-- Task input follows --
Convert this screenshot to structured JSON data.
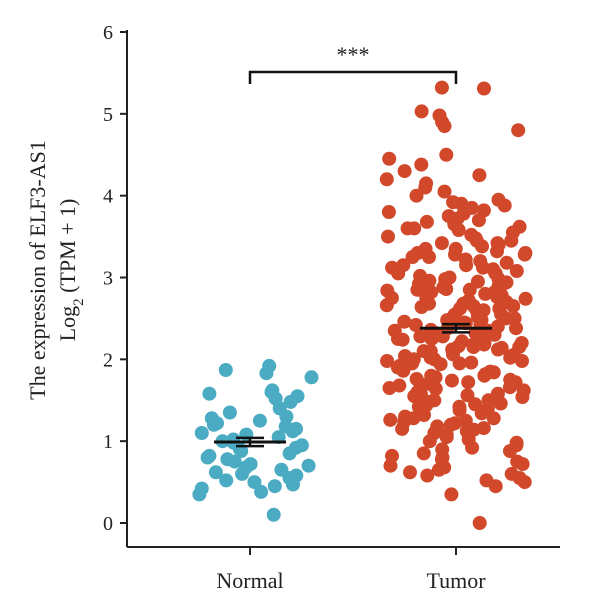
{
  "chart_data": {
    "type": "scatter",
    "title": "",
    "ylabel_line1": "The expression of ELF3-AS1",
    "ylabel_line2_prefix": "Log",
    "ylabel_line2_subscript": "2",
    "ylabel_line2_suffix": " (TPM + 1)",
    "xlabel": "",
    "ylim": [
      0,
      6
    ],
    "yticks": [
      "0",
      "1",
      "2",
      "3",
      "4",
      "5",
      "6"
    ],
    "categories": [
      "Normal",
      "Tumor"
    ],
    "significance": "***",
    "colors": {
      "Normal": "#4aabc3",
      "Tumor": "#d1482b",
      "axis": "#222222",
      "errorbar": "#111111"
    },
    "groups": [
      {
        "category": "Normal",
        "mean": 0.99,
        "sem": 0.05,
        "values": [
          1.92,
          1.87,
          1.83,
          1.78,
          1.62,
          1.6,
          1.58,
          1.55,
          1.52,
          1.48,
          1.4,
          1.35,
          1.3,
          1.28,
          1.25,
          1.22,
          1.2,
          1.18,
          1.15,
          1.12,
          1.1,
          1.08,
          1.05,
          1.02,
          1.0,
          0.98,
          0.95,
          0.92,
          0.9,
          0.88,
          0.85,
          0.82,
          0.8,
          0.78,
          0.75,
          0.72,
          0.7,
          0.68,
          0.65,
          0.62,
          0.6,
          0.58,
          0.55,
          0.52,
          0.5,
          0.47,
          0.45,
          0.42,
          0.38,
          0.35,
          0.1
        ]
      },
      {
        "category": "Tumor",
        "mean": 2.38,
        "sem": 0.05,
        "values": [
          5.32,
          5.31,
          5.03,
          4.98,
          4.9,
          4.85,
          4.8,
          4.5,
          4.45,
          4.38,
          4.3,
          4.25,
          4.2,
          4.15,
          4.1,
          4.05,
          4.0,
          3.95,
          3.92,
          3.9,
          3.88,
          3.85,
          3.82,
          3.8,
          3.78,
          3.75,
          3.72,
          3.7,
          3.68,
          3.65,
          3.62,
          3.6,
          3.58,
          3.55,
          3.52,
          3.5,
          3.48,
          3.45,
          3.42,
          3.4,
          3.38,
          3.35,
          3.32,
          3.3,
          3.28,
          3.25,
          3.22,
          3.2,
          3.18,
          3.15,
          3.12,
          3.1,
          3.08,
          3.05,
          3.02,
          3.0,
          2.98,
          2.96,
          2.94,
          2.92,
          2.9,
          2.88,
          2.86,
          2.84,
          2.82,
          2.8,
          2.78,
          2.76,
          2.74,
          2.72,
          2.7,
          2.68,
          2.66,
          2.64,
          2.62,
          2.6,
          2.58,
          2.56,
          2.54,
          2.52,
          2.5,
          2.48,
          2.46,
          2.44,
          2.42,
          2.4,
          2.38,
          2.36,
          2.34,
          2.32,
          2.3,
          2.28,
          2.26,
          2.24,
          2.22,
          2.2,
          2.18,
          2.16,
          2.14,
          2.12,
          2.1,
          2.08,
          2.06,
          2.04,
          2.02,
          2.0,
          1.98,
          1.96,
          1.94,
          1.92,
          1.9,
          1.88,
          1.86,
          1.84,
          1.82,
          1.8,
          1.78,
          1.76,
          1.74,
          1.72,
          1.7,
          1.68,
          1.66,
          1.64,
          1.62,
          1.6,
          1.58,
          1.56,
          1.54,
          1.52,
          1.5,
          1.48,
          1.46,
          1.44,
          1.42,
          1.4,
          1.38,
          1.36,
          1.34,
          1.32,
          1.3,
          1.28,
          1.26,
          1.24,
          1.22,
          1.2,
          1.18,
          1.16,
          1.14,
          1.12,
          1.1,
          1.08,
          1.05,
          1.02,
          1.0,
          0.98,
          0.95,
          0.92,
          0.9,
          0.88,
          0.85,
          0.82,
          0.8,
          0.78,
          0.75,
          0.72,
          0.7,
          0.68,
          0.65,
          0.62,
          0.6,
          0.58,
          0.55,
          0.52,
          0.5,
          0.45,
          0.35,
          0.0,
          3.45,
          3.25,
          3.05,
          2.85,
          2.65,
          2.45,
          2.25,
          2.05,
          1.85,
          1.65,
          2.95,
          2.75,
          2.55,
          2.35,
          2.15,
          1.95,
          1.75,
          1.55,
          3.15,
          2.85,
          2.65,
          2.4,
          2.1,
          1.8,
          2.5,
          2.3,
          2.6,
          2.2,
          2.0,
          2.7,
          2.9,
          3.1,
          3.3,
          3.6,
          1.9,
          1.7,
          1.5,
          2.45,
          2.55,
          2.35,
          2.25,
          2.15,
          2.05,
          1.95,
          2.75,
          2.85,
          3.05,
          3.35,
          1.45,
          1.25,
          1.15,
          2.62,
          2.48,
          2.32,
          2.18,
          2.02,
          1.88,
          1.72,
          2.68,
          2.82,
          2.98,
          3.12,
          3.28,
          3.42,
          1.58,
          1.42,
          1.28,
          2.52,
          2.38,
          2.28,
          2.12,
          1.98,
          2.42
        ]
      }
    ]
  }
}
-- Task input concluded --
-- Task input follows --
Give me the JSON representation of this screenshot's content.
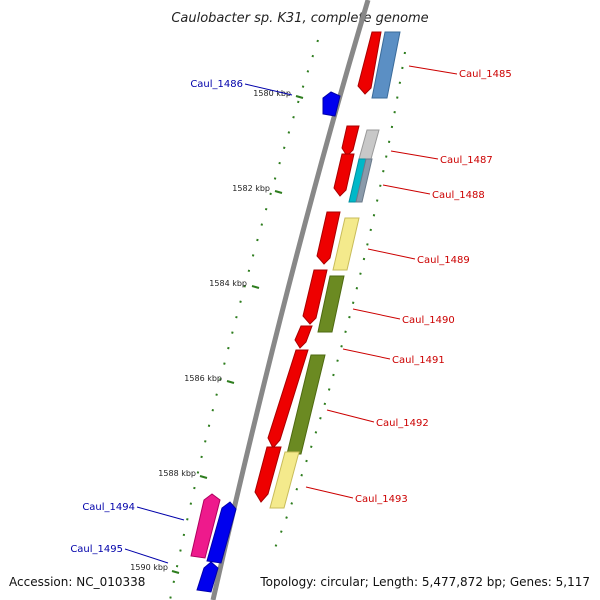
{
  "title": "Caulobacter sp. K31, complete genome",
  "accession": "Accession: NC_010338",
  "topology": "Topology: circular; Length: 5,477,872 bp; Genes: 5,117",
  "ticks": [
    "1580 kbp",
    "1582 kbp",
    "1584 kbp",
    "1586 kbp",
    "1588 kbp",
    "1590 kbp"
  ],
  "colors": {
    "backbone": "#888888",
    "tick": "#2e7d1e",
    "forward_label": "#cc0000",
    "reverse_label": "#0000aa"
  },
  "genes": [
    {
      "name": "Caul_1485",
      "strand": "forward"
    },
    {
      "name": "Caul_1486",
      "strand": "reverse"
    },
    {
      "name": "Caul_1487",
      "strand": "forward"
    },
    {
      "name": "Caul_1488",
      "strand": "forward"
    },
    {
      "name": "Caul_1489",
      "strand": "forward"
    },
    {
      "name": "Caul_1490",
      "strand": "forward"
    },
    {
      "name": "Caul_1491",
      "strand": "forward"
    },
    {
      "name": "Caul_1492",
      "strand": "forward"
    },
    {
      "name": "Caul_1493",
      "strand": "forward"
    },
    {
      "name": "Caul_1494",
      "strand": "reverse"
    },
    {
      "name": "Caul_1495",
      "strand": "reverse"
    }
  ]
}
-- Task input concluded --
Problem requirements: When a line in the data holds the word "name", show that line.

Answer box:
      "name": "Caul_1485",
      "name": "Caul_1486",
      "name": "Caul_1487",
      "name": "Caul_1488",
      "name": "Caul_1489",
      "name": "Caul_1490",
      "name": "Caul_1491",
      "name": "Caul_1492",
      "name": "Caul_1493",
      "name": "Caul_1494",
      "name": "Caul_1495",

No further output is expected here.